# DATA TO PROCESS start

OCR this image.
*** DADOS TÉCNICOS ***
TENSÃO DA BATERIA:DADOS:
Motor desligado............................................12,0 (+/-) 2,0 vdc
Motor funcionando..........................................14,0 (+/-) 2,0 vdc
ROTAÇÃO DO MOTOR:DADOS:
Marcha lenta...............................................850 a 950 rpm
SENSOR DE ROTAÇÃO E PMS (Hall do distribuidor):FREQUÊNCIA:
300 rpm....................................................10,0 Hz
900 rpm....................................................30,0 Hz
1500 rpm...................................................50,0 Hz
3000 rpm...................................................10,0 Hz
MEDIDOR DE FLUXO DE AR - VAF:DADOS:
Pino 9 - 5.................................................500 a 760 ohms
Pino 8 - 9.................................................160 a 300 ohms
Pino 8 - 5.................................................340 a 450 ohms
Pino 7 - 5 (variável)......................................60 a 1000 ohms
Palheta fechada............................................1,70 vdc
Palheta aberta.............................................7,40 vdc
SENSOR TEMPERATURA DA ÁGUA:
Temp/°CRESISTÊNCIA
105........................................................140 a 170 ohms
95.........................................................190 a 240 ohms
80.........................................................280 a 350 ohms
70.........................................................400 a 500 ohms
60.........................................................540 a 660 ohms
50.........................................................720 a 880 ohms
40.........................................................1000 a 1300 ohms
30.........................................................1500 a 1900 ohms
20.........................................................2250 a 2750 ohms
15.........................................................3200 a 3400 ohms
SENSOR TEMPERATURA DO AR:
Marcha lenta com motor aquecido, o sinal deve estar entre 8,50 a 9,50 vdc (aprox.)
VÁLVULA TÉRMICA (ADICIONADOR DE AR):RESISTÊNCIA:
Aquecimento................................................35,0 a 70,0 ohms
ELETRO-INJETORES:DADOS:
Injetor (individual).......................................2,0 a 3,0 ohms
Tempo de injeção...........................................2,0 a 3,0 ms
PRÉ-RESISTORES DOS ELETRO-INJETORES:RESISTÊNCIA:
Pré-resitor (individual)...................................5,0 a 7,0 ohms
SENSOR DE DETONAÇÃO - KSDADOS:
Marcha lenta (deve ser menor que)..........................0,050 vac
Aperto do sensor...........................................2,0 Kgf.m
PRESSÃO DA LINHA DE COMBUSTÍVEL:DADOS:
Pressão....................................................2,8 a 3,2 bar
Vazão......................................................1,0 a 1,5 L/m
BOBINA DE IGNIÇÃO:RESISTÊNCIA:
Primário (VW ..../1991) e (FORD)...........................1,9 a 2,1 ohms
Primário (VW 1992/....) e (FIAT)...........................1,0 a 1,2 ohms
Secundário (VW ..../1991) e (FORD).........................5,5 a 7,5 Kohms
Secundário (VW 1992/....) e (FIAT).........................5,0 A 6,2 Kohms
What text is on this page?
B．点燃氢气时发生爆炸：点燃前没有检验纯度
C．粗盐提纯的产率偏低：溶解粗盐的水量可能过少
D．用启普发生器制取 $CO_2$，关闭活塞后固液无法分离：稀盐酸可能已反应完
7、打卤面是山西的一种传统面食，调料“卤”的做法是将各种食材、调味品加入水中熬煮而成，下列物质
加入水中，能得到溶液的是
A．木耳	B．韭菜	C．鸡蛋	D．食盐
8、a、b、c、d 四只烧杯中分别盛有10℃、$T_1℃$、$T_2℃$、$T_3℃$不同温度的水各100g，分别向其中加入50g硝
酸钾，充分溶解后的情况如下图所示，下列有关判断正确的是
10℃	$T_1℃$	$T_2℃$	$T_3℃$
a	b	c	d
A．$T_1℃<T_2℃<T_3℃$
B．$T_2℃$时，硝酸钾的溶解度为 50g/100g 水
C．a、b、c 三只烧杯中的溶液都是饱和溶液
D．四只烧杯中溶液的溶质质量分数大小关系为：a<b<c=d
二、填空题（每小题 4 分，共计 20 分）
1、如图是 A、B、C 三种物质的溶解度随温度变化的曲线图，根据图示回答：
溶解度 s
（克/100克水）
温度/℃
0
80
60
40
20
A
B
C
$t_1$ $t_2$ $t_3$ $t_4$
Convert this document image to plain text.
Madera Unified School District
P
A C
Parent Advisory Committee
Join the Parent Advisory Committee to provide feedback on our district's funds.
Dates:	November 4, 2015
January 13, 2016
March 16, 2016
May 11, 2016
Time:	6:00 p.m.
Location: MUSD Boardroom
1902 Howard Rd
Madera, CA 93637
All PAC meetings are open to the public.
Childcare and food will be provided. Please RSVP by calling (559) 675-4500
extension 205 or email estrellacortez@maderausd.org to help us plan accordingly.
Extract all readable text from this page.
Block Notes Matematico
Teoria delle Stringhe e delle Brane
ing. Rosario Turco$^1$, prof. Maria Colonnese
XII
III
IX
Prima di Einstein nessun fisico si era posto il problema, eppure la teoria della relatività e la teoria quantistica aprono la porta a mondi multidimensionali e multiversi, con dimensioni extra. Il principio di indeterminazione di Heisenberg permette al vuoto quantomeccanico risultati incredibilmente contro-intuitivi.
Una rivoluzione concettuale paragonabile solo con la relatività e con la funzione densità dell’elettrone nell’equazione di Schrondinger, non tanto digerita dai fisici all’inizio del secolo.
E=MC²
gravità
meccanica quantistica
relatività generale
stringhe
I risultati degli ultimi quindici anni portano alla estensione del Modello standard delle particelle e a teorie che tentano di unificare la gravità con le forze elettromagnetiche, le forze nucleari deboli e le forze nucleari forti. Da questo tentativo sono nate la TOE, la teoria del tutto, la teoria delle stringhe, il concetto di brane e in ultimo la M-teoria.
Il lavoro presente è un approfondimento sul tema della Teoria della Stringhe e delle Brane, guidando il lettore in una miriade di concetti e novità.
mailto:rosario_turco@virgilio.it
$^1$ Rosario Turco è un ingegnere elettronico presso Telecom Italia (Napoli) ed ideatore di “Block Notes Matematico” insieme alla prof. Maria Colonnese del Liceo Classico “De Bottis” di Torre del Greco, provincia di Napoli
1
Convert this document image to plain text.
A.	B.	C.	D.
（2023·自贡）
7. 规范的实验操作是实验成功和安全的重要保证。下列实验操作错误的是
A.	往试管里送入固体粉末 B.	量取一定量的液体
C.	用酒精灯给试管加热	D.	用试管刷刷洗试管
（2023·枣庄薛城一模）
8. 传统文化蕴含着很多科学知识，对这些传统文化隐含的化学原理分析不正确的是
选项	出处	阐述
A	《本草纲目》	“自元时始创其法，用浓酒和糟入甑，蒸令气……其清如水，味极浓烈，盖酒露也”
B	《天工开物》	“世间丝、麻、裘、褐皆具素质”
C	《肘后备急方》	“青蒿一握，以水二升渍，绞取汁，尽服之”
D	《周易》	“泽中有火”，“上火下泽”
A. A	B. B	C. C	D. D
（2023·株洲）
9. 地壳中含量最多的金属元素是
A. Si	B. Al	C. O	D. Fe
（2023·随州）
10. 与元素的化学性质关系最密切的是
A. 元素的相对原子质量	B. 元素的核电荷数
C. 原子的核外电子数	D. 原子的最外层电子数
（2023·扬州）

# DATA TO PROCESS end

- EXERCISE REQUIREMENTS
Filter out every line that lacks the word "alla", and copy the rest.

- ANSWER FOR THE TASK
I risultati degli ultimi quindici anni portano alla estensione del Modello standard delle particelle e a teorie che tentano di unificare la gravità con le forze elettromagnetiche, le forze nucleari deboli e le forze nucleari forti. Da questo tentativo sono nate la TOE, la teoria del tutto, la teoria delle stringhe, il concetto di brane e in ultimo la M-teoria.
$^1$ Rosario Turco è un ingegnere elettronico presso Telecom Italia (Napoli) ed ideatore di “Block Notes Matematico” insieme alla prof. Maria Colonnese del Liceo Classico “De Bottis” di Torre del Greco, provincia di Napoli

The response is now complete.